(What is asked): Pick out the lines in the listing below that contain the word "mooring" and copy them.

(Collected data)
-=-=-=-=-

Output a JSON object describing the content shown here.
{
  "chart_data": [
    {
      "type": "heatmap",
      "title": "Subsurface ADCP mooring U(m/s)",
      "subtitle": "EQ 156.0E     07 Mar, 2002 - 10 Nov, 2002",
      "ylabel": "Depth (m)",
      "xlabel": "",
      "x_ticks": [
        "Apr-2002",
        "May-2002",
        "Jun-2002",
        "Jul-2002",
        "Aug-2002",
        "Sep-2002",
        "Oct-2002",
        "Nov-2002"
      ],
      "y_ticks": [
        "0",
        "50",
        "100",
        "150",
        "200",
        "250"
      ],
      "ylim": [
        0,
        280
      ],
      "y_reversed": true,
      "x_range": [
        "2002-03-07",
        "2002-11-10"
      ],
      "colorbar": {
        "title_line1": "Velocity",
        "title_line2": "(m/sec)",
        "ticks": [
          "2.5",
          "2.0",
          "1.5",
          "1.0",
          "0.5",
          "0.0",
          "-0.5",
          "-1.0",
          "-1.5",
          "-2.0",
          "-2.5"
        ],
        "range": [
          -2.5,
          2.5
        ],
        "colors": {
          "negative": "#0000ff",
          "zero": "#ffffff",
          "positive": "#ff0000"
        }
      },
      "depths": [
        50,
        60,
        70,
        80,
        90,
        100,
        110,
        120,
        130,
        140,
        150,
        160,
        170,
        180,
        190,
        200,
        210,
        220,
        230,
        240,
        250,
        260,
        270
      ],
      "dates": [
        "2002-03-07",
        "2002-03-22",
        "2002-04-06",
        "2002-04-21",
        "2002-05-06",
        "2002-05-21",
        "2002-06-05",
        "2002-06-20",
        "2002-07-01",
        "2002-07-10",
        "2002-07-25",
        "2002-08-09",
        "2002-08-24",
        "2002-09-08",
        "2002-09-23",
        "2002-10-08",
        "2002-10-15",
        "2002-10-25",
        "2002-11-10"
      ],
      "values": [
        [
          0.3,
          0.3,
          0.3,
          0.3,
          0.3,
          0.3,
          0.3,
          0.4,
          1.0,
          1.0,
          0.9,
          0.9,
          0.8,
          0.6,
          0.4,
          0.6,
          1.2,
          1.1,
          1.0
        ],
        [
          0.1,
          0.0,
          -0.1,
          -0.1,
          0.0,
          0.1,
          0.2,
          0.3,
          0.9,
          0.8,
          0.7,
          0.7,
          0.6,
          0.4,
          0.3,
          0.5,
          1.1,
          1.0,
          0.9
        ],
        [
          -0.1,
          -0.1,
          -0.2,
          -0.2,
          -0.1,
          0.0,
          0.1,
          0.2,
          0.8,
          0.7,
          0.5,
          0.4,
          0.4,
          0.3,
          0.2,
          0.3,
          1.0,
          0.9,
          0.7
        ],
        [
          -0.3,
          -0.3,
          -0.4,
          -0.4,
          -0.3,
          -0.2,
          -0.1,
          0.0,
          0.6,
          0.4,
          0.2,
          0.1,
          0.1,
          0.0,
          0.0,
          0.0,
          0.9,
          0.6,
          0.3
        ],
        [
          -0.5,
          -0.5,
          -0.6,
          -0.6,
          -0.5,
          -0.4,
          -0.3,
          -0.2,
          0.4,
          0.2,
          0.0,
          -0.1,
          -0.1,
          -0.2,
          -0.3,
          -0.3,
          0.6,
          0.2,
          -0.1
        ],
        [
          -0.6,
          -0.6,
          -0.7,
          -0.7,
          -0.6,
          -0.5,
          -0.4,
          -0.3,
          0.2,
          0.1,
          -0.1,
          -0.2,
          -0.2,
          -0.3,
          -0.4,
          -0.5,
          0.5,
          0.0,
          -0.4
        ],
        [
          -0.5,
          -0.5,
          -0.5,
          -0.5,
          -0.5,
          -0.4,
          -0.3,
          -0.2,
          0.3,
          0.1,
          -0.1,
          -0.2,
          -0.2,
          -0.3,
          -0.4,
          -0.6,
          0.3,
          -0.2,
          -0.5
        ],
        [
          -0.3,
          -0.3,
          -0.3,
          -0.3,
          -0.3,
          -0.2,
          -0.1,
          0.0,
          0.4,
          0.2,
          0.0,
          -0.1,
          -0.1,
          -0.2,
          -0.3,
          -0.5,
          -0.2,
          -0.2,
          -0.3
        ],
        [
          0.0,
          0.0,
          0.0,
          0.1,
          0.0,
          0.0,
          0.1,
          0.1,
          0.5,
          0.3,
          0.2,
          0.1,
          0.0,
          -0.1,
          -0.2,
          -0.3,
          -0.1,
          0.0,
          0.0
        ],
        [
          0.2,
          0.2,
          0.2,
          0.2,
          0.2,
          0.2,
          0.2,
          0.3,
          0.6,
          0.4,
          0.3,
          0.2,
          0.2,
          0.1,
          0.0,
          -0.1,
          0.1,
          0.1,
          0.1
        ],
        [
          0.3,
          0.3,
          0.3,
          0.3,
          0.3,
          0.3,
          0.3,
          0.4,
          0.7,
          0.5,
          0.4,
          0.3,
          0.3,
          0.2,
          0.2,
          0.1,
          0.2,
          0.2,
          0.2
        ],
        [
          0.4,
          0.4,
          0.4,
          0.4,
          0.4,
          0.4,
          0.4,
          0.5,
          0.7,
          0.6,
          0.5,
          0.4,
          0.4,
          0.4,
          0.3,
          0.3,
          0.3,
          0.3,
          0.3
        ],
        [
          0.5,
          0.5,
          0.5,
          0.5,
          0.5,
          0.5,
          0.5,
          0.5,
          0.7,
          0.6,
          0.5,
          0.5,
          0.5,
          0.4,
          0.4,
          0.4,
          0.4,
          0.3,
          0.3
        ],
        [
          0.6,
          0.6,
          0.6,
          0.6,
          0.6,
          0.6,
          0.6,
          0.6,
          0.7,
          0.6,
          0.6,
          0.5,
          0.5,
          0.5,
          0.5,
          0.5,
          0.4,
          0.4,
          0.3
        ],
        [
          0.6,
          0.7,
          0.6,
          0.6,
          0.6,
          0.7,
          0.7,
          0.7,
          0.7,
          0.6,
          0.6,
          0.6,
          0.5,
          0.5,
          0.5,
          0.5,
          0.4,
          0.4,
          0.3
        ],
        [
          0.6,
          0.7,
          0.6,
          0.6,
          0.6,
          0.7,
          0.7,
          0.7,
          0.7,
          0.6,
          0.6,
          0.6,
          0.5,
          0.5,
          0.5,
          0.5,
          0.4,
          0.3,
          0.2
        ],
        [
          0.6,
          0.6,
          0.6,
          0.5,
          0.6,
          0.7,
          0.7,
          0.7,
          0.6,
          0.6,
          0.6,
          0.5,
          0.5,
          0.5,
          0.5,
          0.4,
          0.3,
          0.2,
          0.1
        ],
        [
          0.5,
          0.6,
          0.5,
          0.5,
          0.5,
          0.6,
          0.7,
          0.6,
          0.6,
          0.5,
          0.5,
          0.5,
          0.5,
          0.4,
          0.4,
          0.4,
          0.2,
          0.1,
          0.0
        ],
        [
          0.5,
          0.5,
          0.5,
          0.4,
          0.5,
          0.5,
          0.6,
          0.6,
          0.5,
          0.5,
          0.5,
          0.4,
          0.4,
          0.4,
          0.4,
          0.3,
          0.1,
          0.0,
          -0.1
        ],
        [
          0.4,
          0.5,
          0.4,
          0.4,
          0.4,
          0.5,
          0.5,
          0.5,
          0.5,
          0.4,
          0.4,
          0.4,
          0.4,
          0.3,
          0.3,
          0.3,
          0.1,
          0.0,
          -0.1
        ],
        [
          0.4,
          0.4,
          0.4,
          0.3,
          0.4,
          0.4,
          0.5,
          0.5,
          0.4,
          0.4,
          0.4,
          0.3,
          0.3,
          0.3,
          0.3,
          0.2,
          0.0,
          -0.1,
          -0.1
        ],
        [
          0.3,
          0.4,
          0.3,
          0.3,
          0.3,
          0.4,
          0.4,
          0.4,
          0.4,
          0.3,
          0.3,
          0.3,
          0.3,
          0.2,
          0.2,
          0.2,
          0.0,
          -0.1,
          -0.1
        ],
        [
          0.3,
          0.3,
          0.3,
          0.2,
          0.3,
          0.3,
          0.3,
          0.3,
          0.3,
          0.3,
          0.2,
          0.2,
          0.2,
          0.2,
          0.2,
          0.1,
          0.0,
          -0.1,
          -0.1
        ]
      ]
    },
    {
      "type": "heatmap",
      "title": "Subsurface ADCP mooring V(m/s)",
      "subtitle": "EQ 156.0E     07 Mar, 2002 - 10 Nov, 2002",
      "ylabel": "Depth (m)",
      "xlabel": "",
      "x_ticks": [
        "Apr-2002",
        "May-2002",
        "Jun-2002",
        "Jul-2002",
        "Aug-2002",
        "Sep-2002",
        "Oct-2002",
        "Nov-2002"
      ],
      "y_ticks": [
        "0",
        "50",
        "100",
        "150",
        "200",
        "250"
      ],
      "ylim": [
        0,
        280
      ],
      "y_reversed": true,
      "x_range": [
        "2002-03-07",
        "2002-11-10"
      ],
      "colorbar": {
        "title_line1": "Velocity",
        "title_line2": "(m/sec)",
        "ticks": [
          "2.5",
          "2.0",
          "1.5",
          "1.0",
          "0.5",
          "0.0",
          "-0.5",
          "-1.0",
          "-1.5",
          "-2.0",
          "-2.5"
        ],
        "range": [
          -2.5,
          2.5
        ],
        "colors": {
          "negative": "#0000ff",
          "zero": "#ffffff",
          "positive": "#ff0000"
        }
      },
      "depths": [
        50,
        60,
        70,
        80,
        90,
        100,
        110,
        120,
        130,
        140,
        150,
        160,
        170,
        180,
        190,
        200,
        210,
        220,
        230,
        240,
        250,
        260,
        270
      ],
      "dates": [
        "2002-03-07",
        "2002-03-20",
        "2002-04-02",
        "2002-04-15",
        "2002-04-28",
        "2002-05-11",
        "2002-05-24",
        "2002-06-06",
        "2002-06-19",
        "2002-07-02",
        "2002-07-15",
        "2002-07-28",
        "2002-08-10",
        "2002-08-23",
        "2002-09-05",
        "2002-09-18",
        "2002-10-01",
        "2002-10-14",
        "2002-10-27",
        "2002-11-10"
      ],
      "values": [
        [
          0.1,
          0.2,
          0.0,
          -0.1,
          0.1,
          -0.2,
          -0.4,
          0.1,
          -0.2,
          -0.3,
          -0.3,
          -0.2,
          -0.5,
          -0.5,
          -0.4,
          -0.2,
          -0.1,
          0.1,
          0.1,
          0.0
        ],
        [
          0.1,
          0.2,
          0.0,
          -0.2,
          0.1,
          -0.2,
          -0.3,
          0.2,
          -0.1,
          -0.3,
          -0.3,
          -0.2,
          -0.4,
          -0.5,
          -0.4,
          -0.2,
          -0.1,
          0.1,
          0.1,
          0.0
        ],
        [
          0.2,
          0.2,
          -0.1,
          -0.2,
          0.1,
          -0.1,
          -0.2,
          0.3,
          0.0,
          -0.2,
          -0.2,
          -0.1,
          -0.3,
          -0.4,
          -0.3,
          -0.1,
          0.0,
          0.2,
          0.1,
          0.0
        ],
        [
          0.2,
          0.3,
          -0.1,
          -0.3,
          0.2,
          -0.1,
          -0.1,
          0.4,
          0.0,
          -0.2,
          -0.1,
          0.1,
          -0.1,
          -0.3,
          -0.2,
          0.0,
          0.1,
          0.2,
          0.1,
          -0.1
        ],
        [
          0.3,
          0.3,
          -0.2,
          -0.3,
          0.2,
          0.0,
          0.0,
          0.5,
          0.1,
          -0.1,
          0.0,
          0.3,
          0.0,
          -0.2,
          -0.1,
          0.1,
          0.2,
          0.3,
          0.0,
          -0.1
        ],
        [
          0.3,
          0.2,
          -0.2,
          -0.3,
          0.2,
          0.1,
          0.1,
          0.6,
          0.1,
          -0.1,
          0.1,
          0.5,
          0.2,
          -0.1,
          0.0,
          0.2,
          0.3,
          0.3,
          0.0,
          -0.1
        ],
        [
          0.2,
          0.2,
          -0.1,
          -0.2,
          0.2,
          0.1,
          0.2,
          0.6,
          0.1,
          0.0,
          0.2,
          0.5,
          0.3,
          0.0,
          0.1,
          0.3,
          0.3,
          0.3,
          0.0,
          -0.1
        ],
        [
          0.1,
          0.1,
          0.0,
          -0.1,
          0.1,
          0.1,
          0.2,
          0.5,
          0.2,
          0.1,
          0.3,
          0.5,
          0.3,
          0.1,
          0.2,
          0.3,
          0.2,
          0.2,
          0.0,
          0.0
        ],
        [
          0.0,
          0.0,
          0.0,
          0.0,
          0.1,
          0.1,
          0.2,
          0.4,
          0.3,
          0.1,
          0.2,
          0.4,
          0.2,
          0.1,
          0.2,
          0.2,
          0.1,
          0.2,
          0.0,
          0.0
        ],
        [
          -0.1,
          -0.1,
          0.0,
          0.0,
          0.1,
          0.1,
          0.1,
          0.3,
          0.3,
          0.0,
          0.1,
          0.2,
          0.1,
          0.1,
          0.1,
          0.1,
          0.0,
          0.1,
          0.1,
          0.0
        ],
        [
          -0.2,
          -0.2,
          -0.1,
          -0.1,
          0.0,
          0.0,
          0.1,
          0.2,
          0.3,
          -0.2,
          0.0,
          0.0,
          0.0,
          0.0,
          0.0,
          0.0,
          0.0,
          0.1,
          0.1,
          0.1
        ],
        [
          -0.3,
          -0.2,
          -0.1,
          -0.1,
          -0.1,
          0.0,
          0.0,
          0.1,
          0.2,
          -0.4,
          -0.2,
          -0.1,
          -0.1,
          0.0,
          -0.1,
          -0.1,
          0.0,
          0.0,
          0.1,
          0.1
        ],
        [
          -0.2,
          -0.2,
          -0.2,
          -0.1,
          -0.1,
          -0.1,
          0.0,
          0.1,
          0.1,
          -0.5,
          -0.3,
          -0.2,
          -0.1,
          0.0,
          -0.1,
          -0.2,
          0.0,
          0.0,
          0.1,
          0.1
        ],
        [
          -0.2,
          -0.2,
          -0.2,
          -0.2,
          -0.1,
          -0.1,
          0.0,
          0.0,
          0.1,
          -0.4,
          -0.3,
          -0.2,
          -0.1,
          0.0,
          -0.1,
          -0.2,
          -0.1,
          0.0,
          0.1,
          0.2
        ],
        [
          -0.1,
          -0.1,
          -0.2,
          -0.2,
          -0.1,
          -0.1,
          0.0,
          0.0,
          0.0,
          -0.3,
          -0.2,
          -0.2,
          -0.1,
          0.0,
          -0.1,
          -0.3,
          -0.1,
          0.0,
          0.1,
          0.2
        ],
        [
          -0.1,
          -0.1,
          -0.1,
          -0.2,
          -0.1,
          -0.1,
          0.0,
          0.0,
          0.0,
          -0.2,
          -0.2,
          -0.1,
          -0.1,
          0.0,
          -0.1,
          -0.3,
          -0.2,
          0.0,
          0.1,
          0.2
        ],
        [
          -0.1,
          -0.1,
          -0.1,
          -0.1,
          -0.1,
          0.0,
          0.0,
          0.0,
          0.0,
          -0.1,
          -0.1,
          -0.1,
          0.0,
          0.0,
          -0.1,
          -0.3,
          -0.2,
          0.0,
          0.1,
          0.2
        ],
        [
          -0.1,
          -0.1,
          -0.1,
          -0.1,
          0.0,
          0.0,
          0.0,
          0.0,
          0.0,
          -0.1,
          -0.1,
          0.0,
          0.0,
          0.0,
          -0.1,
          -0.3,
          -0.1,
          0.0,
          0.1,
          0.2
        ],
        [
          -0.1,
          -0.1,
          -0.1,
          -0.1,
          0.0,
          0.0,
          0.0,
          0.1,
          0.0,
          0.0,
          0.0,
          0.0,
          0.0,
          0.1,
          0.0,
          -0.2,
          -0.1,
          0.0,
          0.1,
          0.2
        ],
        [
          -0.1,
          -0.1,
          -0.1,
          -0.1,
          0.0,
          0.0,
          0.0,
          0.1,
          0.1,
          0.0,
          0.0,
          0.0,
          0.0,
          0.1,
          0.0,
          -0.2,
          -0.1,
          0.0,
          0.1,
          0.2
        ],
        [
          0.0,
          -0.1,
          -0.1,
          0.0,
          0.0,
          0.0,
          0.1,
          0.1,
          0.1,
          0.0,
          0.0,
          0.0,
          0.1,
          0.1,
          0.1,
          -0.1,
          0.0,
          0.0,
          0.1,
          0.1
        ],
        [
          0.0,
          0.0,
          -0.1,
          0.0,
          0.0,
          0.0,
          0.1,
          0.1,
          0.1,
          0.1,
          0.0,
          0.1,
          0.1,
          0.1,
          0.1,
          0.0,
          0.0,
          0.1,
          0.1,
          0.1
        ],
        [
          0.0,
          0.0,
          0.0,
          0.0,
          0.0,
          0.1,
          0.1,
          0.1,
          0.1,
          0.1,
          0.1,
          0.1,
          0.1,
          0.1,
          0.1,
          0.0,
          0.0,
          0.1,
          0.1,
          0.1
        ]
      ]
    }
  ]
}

-=-=-=-=-

(Exercise output):
      "title": "Subsurface ADCP mooring U(m/s)",
      "title": "Subsurface ADCP mooring V(m/s)",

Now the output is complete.